> _THE PROBLEM_: Write out the entries again exactly as they are given.

> _GIVEN ENTRIES_:
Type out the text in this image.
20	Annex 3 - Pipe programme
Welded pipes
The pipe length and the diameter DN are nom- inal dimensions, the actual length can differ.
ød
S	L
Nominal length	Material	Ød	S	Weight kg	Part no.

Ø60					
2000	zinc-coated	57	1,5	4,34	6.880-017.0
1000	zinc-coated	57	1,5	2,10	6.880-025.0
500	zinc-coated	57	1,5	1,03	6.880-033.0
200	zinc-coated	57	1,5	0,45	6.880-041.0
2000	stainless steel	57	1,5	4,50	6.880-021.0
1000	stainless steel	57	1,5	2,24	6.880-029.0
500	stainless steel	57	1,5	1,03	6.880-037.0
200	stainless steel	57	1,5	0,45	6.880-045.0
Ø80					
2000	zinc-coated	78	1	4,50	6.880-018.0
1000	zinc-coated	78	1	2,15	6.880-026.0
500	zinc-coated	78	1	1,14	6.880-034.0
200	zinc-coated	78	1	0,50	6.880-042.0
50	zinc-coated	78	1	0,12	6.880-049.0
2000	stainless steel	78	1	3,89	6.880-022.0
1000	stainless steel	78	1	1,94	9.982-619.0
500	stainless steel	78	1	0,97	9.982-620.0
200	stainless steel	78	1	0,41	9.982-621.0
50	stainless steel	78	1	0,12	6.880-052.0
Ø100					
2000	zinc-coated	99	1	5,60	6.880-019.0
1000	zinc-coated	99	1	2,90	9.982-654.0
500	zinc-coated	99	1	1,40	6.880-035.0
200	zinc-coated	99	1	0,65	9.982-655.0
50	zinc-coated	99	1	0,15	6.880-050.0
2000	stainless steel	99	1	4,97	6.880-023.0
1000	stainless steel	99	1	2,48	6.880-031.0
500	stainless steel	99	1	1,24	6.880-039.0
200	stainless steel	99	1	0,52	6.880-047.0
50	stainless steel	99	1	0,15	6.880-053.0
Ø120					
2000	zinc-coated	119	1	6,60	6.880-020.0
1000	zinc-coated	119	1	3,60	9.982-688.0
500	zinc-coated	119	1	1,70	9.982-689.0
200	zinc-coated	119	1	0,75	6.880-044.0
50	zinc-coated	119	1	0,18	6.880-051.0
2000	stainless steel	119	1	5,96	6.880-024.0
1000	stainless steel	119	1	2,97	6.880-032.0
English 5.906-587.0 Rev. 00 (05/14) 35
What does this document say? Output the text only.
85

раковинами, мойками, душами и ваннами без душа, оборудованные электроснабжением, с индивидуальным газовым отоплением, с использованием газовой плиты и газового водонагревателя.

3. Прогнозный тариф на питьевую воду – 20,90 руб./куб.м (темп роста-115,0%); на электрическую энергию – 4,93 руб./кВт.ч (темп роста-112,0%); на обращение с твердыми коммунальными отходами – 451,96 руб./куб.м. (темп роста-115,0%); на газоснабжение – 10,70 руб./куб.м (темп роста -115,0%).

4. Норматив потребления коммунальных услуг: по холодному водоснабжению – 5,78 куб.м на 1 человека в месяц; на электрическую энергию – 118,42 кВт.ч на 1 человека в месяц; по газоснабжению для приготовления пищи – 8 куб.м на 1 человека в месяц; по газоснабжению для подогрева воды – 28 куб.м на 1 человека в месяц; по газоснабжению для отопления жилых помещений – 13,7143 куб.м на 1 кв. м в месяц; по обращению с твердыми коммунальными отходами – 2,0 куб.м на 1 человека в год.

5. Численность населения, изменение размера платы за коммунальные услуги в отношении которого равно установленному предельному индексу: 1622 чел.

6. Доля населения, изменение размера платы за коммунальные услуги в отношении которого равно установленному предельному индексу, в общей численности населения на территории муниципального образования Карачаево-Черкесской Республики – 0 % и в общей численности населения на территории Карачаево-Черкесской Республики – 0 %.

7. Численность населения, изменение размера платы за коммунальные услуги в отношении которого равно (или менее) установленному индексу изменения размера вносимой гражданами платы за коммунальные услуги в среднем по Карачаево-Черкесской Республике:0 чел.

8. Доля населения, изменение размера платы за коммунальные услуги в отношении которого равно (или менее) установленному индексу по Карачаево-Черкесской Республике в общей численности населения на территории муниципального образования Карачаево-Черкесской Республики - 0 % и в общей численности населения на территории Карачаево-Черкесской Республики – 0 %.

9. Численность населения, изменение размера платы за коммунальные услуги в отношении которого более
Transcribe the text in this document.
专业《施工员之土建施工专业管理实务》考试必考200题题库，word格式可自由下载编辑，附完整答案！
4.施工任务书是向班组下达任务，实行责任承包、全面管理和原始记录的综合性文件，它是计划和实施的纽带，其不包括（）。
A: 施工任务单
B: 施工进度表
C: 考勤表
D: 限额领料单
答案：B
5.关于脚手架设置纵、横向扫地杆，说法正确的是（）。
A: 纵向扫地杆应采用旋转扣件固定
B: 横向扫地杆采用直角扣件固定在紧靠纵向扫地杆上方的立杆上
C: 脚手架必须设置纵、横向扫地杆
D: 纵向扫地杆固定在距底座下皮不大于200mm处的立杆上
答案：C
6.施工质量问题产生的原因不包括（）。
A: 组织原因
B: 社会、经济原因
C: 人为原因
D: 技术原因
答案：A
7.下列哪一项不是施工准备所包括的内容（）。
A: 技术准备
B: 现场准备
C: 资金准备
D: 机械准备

> _ANSWER FOR THIS EXERCISE_:
Type out the text in this image.
20	Annex 3 - Pipe programme
Welded pipes
The pipe length and the diameter DN are nom- inal dimensions, the actual length can differ.
ød
S	L
Nominal length	Material	Ød	S	Weight kg	Part no.

Ø60					
2000	zinc-coated	57	1,5	4,34	6.880-017.0
1000	zinc-coated	57	1,5	2,10	6.880-025.0
500	zinc-coated	57	1,5	1,03	6.880-033.0
200	zinc-coated	57	1,5	0,45	6.880-041.0
2000	stainless steel	57	1,5	4,50	6.880-021.0
1000	stainless steel	57	1,5	2,24	6.880-029.0
500	stainless steel	57	1,5	1,03	6.880-037.0
200	stainless steel	57	1,5	0,45	6.880-045.0
Ø80					
2000	zinc-coated	78	1	4,50	6.880-018.0
1000	zinc-coated	78	1	2,15	6.880-026.0
500	zinc-coated	78	1	1,14	6.880-034.0
200	zinc-coated	78	1	0,50	6.880-042.0
50	zinc-coated	78	1	0,12	6.880-049.0
2000	stainless steel	78	1	3,89	6.880-022.0
1000	stainless steel	78	1	1,94	9.982-619.0
500	stainless steel	78	1	0,97	9.982-620.0
200	stainless steel	78	1	0,41	9.982-621.0
50	stainless steel	78	1	0,12	6.880-052.0
Ø100					
2000	zinc-coated	99	1	5,60	6.880-019.0
1000	zinc-coated	99	1	2,90	9.982-654.0
500	zinc-coated	99	1	1,40	6.880-035.0
200	zinc-coated	99	1	0,65	9.982-655.0
50	zinc-coated	99	1	0,15	6.880-050.0
2000	stainless steel	99	1	4,97	6.880-023.0
1000	stainless steel	99	1	2,48	6.880-031.0
500	stainless steel	99	1	1,24	6.880-039.0
200	stainless steel	99	1	0,52	6.880-047.0
50	stainless steel	99	1	0,15	6.880-053.0
Ø120					
2000	zinc-coated	119	1	6,60	6.880-020.0
1000	zinc-coated	119	1	3,60	9.982-688.0
500	zinc-coated	119	1	1,70	9.982-689.0
200	zinc-coated	119	1	0,75	6.880-044.0
50	zinc-coated	119	1	0,18	6.880-051.0
2000	stainless steel	119	1	5,96	6.880-024.0
1000	stainless steel	119	1	2,97	6.880-032.0
English 5.906-587.0 Rev. 00 (05/14) 35
What does this document say? Output the text only.
85

раковинами, мойками, душами и ваннами без душа, оборудованные электроснабжением, с индивидуальным газовым отоплением, с использованием газовой плиты и газового водонагревателя.

3. Прогнозный тариф на питьевую воду – 20,90 руб./куб.м (темп роста-115,0%); на электрическую энергию – 4,93 руб./кВт.ч (темп роста-112,0%); на обращение с твердыми коммунальными отходами – 451,96 руб./куб.м. (темп роста-115,0%); на газоснабжение – 10,70 руб./куб.м (темп роста -115,0%).

4. Норматив потребления коммунальных услуг: по холодному водоснабжению – 5,78 куб.м на 1 человека в месяц; на электрическую энергию – 118,42 кВт.ч на 1 человека в месяц; по газоснабжению для приготовления пищи – 8 куб.м на 1 человека в месяц; по газоснабжению для подогрева воды – 28 куб.м на 1 человека в месяц; по газоснабжению для отопления жилых помещений – 13,7143 куб.м на 1 кв. м в месяц; по обращению с твердыми коммунальными отходами – 2,0 куб.м на 1 человека в год.

5. Численность населения, изменение размера платы за коммунальные услуги в отношении которого равно установленному предельному индексу: 1622 чел.

6. Доля населения, изменение размера платы за коммунальные услуги в отношении которого равно установленному предельному индексу, в общей численности населения на территории муниципального образования Карачаево-Черкесской Республики – 0 % и в общей численности населения на территории Карачаево-Черкесской Республики – 0 %.

7. Численность населения, изменение размера платы за коммунальные услуги в отношении которого равно (или менее) установленному индексу изменения размера вносимой гражданами платы за коммунальные услуги в среднем по Карачаево-Черкесской Республике:0 чел.

8. Доля населения, изменение размера платы за коммунальные услуги в отношении которого равно (или менее) установленному индексу по Карачаево-Черкесской Республике в общей численности населения на территории муниципального образования Карачаево-Черкесской Республики - 0 % и в общей численности населения на территории Карачаево-Черкесской Республики – 0 %.

9. Численность населения, изменение размера платы за коммунальные услуги в отношении которого более
Transcribe the text in this document.
专业《施工员之土建施工专业管理实务》考试必考200题题库，word格式可自由下载编辑，附完整答案！
4.施工任务书是向班组下达任务，实行责任承包、全面管理和原始记录的综合性文件，它是计划和实施的纽带，其不包括（）。
A: 施工任务单
B: 施工进度表
C: 考勤表
D: 限额领料单
答案：B
5.关于脚手架设置纵、横向扫地杆，说法正确的是（）。
A: 纵向扫地杆应采用旋转扣件固定
B: 横向扫地杆采用直角扣件固定在紧靠纵向扫地杆上方的立杆上
C: 脚手架必须设置纵、横向扫地杆
D: 纵向扫地杆固定在距底座下皮不大于200mm处的立杆上
答案：C
6.施工质量问题产生的原因不包括（）。
A: 组织原因
B: 社会、经济原因
C: 人为原因
D: 技术原因
答案：A
7.下列哪一项不是施工准备所包括的内容（）。
A: 技术准备
B: 现场准备
C: 资金准备
D: 机械准备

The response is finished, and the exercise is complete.